**Data section**
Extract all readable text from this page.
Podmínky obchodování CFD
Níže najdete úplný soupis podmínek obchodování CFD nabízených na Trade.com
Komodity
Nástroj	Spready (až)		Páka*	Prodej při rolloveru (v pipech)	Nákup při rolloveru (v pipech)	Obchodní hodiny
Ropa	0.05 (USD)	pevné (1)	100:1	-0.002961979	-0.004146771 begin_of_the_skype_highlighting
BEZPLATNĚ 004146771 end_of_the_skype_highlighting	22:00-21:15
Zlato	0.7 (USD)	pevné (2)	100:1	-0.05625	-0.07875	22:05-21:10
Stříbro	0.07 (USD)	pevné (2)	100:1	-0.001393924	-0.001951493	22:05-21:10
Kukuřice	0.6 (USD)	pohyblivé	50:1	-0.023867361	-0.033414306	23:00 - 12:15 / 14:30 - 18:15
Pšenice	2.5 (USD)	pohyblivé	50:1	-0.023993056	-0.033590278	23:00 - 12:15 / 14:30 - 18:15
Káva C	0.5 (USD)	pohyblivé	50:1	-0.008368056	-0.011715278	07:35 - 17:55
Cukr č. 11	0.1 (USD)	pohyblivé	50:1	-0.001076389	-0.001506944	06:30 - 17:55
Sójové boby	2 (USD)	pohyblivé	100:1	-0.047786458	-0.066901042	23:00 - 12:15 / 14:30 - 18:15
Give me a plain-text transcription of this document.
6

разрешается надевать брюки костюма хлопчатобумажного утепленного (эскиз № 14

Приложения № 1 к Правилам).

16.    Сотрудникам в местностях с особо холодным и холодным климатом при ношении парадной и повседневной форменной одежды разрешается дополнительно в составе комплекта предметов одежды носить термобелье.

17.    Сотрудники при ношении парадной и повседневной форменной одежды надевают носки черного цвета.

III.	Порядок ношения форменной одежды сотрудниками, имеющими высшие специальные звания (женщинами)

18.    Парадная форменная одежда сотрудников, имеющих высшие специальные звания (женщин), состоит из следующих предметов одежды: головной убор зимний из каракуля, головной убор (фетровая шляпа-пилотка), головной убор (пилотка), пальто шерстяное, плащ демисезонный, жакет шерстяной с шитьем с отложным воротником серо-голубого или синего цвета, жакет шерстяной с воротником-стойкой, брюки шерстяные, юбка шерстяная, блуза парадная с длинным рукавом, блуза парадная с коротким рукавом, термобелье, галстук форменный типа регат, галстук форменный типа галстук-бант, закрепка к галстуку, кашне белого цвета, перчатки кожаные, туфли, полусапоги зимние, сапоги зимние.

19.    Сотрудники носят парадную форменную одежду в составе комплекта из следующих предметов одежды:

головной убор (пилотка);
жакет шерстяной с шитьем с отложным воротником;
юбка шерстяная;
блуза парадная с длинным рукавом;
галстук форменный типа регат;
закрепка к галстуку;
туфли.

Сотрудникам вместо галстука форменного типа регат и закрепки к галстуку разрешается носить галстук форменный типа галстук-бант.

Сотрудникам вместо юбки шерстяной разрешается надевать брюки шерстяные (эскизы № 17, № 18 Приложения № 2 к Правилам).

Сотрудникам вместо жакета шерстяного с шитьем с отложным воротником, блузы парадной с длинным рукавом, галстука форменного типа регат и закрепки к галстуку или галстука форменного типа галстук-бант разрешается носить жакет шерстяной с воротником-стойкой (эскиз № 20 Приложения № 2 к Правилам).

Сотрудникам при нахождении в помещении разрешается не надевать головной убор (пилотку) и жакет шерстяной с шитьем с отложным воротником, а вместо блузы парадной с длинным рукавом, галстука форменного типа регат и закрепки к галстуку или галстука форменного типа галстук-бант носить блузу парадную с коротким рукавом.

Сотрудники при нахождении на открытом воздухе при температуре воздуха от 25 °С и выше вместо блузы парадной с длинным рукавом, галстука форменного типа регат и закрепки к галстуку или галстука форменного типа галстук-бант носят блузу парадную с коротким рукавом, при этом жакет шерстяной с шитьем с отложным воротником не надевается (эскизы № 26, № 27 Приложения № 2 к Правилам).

**Problem**
Output all preceding records character for character.

**Problem solution**
Extract all readable text from this page.
Podmínky obchodování CFD
Níže najdete úplný soupis podmínek obchodování CFD nabízených na Trade.com
Komodity
Nástroj	Spready (až)		Páka*	Prodej při rolloveru (v pipech)	Nákup při rolloveru (v pipech)	Obchodní hodiny
Ropa	0.05 (USD)	pevné (1)	100:1	-0.002961979	-0.004146771 begin_of_the_skype_highlighting
BEZPLATNĚ 004146771 end_of_the_skype_highlighting	22:00-21:15
Zlato	0.7 (USD)	pevné (2)	100:1	-0.05625	-0.07875	22:05-21:10
Stříbro	0.07 (USD)	pevné (2)	100:1	-0.001393924	-0.001951493	22:05-21:10
Kukuřice	0.6 (USD)	pohyblivé	50:1	-0.023867361	-0.033414306	23:00 - 12:15 / 14:30 - 18:15
Pšenice	2.5 (USD)	pohyblivé	50:1	-0.023993056	-0.033590278	23:00 - 12:15 / 14:30 - 18:15
Káva C	0.5 (USD)	pohyblivé	50:1	-0.008368056	-0.011715278	07:35 - 17:55
Cukr č. 11	0.1 (USD)	pohyblivé	50:1	-0.001076389	-0.001506944	06:30 - 17:55
Sójové boby	2 (USD)	pohyblivé	100:1	-0.047786458	-0.066901042	23:00 - 12:15 / 14:30 - 18:15
Give me a plain-text transcription of this document.
6

разрешается надевать брюки костюма хлопчатобумажного утепленного (эскиз № 14

Приложения № 1 к Правилам).

16.    Сотрудникам в местностях с особо холодным и холодным климатом при ношении парадной и повседневной форменной одежды разрешается дополнительно в составе комплекта предметов одежды носить термобелье.

17.    Сотрудники при ношении парадной и повседневной форменной одежды надевают носки черного цвета.

III.	Порядок ношения форменной одежды сотрудниками, имеющими высшие специальные звания (женщинами)

18.    Парадная форменная одежда сотрудников, имеющих высшие специальные звания (женщин), состоит из следующих предметов одежды: головной убор зимний из каракуля, головной убор (фетровая шляпа-пилотка), головной убор (пилотка), пальто шерстяное, плащ демисезонный, жакет шерстяной с шитьем с отложным воротником серо-голубого или синего цвета, жакет шерстяной с воротником-стойкой, брюки шерстяные, юбка шерстяная, блуза парадная с длинным рукавом, блуза парадная с коротким рукавом, термобелье, галстук форменный типа регат, галстук форменный типа галстук-бант, закрепка к галстуку, кашне белого цвета, перчатки кожаные, туфли, полусапоги зимние, сапоги зимние.

19.    Сотрудники носят парадную форменную одежду в составе комплекта из следующих предметов одежды:

головной убор (пилотка);
жакет шерстяной с шитьем с отложным воротником;
юбка шерстяная;
блуза парадная с длинным рукавом;
галстук форменный типа регат;
закрепка к галстуку;
туфли.

Сотрудникам вместо галстука форменного типа регат и закрепки к галстуку разрешается носить галстук форменный типа галстук-бант.

Сотрудникам вместо юбки шерстяной разрешается надевать брюки шерстяные (эскизы № 17, № 18 Приложения № 2 к Правилам).

Сотрудникам вместо жакета шерстяного с шитьем с отложным воротником, блузы парадной с длинным рукавом, галстука форменного типа регат и закрепки к галстуку или галстука форменного типа галстук-бант разрешается носить жакет шерстяной с воротником-стойкой (эскиз № 20 Приложения № 2 к Правилам).

Сотрудникам при нахождении в помещении разрешается не надевать головной убор (пилотку) и жакет шерстяной с шитьем с отложным воротником, а вместо блузы парадной с длинным рукавом, галстука форменного типа регат и закрепки к галстуку или галстука форменного типа галстук-бант носить блузу парадную с коротким рукавом.

Сотрудники при нахождении на открытом воздухе при температуре воздуха от 25 °С и выше вместо блузы парадной с длинным рукавом, галстука форменного типа регат и закрепки к галстуку или галстука форменного типа галстук-бант носят блузу парадную с коротким рукавом, при этом жакет шерстяной с шитьем с отложным воротником не надевается (эскизы № 26, № 27 Приложения № 2 к Правилам).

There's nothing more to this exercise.